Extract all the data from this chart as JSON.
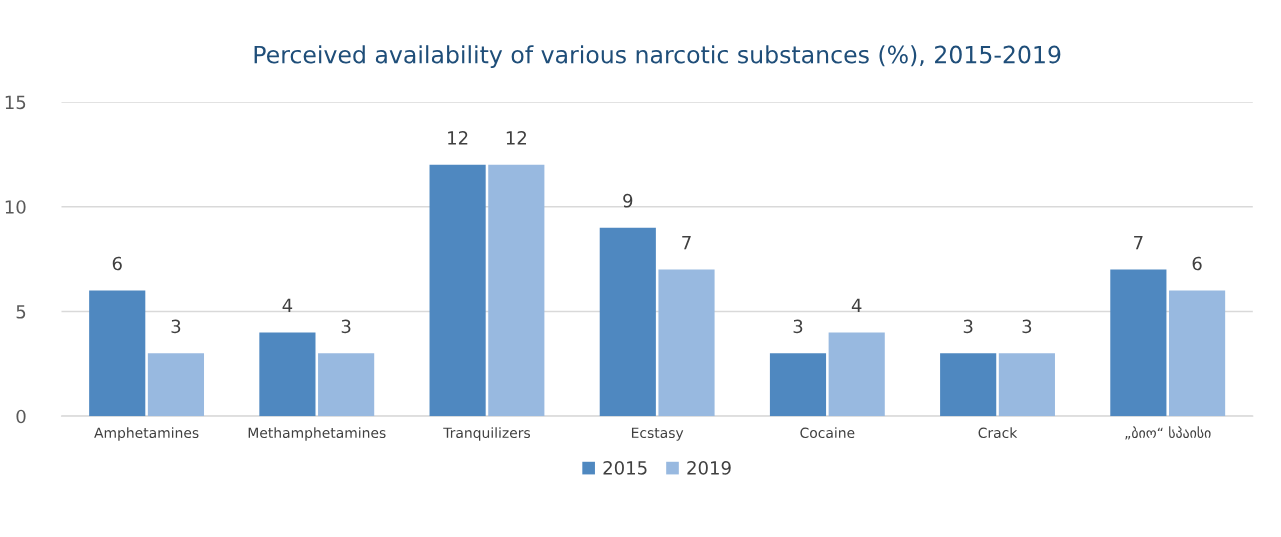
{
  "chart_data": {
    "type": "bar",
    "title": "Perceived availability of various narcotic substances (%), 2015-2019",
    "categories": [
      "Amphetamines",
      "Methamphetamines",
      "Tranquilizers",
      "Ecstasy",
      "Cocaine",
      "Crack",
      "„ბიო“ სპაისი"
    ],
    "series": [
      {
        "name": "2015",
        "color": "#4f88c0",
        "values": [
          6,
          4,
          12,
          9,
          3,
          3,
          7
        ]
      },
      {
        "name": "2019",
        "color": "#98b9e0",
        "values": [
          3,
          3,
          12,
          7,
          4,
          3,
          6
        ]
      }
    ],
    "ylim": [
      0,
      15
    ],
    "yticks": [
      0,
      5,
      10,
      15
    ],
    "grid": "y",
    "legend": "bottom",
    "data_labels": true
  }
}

- [EXERCISE OBJECTIVE]: Keep the pictures out and write out the records exactly.

- [EXPECTED ANSWER]:
Extract all the data from this chart as JSON.
{
  "chart_data": {
    "type": "bar",
    "title": "Perceived availability of various narcotic substances (%), 2015-2019",
    "categories": [
      "Amphetamines",
      "Methamphetamines",
      "Tranquilizers",
      "Ecstasy",
      "Cocaine",
      "Crack",
      "„ბიო“ სპაისი"
    ],
    "series": [
      {
        "name": "2015",
        "color": "#4f88c0",
        "values": [
          6,
          4,
          12,
          9,
          3,
          3,
          7
        ]
      },
      {
        "name": "2019",
        "color": "#98b9e0",
        "values": [
          3,
          3,
          12,
          7,
          4,
          3,
          6
        ]
      }
    ],
    "ylim": [
      0,
      15
    ],
    "yticks": [
      0,
      5,
      10,
      15
    ],
    "grid": "y",
    "legend": "bottom",
    "data_labels": true
  }
}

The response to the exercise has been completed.